TASK: Go through the listing beneath this task and return every line that carries the string "ačkoli".

Start INPUT

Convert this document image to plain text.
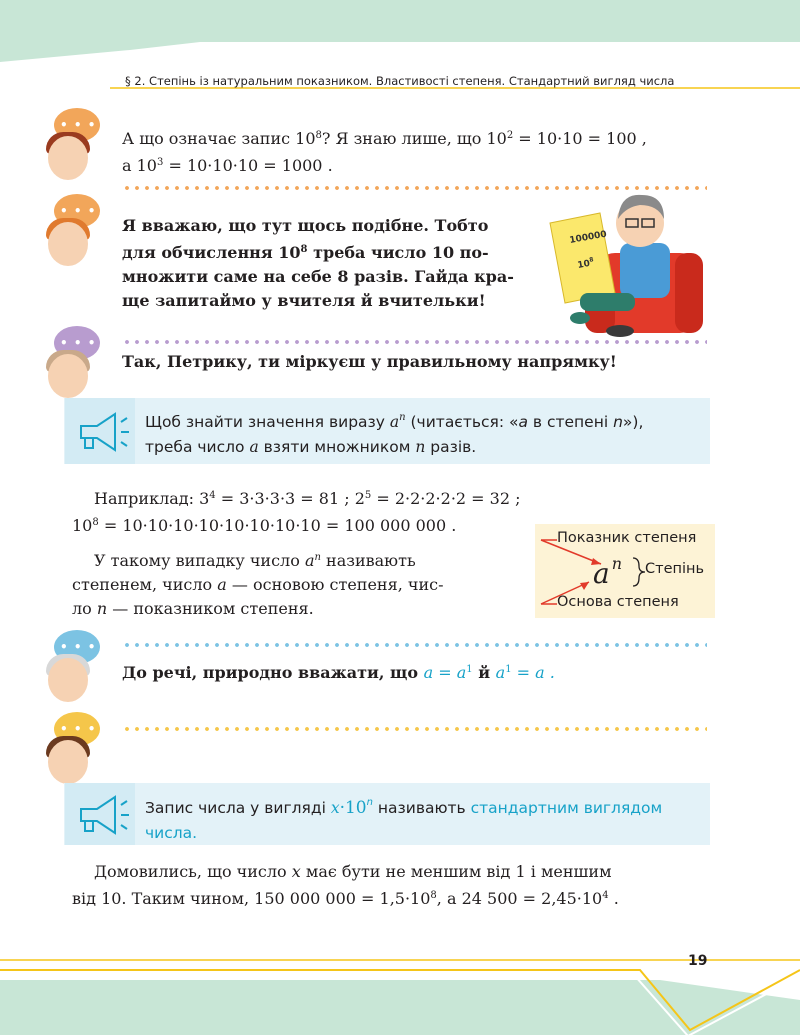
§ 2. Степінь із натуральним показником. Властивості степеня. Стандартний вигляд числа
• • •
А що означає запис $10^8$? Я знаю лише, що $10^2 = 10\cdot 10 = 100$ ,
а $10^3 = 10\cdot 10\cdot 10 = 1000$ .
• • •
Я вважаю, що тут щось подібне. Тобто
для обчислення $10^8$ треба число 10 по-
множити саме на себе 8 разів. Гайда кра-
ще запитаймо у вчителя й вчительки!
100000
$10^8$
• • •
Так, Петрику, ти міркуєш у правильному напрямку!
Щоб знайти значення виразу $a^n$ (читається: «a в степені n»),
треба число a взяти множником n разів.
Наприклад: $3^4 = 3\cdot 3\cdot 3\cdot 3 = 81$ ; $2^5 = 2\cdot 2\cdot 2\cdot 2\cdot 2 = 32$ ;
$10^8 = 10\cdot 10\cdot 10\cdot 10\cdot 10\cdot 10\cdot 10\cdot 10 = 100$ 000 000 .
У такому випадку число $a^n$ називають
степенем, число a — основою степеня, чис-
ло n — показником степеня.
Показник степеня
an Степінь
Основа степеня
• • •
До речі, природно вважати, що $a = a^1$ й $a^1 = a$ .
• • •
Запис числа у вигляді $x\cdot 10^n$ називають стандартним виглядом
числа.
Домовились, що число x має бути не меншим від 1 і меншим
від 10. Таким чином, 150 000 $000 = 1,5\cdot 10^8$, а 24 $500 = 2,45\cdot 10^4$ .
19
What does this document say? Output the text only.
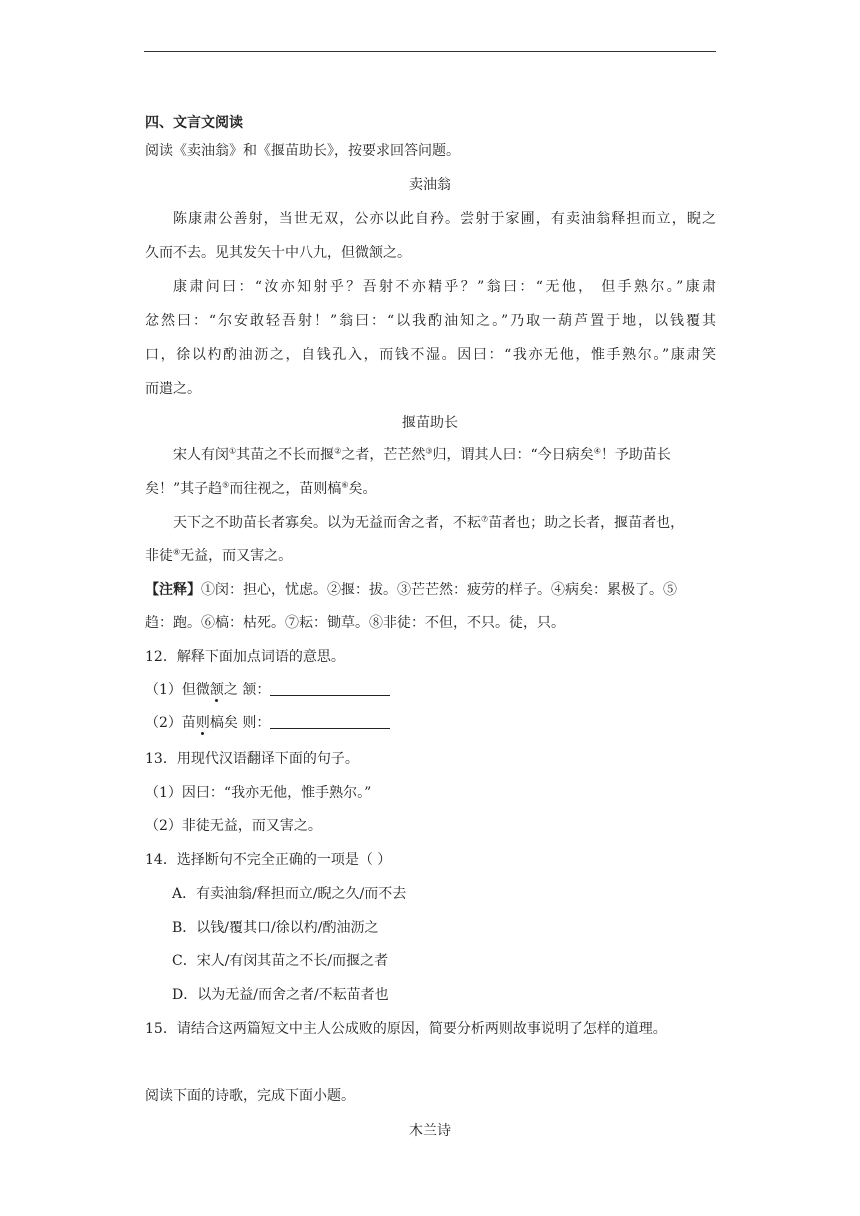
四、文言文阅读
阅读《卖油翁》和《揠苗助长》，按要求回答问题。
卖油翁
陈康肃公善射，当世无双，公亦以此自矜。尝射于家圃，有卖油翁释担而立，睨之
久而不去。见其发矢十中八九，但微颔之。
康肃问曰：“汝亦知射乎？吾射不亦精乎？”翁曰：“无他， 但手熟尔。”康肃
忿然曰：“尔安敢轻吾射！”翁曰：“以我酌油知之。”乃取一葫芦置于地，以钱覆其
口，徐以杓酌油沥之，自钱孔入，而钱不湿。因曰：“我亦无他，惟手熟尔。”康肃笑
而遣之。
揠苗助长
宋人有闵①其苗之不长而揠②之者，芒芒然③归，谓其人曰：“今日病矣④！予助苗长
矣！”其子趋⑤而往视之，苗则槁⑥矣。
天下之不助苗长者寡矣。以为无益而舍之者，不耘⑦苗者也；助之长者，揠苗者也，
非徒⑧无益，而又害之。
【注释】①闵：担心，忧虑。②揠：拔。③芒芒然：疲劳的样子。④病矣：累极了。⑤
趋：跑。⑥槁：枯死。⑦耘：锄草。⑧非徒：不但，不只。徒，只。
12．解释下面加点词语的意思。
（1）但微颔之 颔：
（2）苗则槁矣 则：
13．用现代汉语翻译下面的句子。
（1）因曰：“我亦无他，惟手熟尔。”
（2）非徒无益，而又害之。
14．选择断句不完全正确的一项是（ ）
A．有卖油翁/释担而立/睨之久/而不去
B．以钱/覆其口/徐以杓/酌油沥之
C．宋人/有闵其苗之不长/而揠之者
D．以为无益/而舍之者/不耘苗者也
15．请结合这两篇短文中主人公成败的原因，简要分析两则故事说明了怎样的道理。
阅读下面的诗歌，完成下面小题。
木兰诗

End INPUT
Start INPUT

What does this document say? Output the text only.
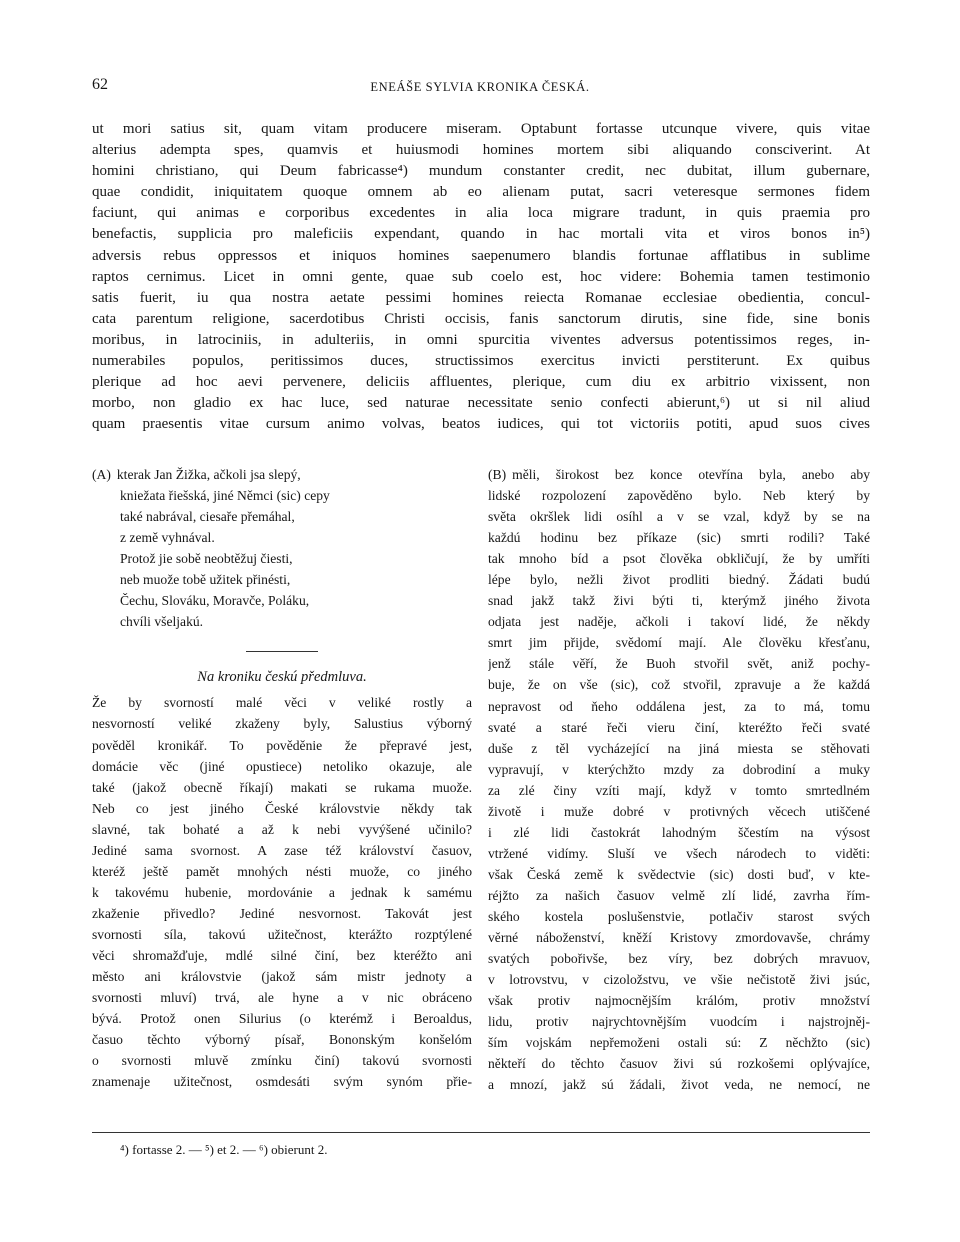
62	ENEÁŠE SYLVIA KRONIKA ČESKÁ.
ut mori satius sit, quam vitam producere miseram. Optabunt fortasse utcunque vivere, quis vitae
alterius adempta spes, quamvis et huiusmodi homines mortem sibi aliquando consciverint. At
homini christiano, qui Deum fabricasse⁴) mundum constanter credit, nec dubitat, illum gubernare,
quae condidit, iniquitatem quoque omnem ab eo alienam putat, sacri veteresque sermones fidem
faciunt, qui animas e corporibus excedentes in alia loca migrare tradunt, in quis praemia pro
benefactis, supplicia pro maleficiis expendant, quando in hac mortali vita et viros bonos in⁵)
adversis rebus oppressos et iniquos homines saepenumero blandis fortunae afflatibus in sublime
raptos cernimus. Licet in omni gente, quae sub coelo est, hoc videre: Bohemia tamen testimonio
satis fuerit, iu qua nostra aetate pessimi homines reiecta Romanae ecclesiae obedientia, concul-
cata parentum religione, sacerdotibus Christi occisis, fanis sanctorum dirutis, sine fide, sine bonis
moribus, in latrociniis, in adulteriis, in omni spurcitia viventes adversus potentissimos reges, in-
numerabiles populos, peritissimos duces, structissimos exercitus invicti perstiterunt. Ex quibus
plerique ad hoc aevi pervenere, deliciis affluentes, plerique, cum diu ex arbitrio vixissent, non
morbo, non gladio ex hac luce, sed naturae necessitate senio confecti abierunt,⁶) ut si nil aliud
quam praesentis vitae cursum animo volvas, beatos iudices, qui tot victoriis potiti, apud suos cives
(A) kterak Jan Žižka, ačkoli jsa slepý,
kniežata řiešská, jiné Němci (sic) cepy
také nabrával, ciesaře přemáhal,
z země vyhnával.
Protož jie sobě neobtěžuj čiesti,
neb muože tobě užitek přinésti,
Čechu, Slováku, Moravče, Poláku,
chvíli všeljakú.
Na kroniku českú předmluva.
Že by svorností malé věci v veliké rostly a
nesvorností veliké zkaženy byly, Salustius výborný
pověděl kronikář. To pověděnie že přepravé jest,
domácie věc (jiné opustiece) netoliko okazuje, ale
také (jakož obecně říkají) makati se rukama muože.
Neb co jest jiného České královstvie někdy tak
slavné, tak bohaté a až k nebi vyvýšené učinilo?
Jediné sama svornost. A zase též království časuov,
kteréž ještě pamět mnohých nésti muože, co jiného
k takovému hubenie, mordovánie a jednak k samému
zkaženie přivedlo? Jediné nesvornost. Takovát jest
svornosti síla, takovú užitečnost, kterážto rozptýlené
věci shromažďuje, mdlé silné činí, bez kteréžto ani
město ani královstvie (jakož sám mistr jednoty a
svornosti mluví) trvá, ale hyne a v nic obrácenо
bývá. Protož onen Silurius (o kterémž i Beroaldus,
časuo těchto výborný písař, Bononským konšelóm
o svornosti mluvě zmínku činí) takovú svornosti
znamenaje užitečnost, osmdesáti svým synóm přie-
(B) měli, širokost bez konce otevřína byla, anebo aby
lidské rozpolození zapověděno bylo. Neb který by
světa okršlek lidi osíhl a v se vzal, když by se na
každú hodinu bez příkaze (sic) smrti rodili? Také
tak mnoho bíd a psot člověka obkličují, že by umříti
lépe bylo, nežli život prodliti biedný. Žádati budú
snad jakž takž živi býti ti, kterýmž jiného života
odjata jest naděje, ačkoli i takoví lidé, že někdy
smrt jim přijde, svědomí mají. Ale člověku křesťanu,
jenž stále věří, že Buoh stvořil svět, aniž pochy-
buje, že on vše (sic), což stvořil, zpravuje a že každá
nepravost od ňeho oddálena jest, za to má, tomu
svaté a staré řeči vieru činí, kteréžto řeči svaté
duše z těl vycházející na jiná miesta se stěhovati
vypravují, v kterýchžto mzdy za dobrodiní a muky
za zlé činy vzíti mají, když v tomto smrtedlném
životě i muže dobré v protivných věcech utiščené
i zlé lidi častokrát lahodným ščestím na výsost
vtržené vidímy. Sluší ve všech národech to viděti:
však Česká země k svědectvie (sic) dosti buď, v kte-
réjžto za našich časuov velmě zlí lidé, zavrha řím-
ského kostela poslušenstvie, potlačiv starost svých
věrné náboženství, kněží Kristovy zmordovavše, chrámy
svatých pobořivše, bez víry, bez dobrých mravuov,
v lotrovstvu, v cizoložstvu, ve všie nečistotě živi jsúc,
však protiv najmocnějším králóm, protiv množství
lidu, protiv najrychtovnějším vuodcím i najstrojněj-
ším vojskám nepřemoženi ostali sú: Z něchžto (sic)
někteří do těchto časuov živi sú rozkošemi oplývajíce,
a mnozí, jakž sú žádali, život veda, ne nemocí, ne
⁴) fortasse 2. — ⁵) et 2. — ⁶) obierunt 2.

End INPUT

EXERCISE SOLUTION:
(A) kterak Jan Žižka, ačkoli jsa slepý,
odjata jest naděje, ačkoli i takoví lidé, že někdy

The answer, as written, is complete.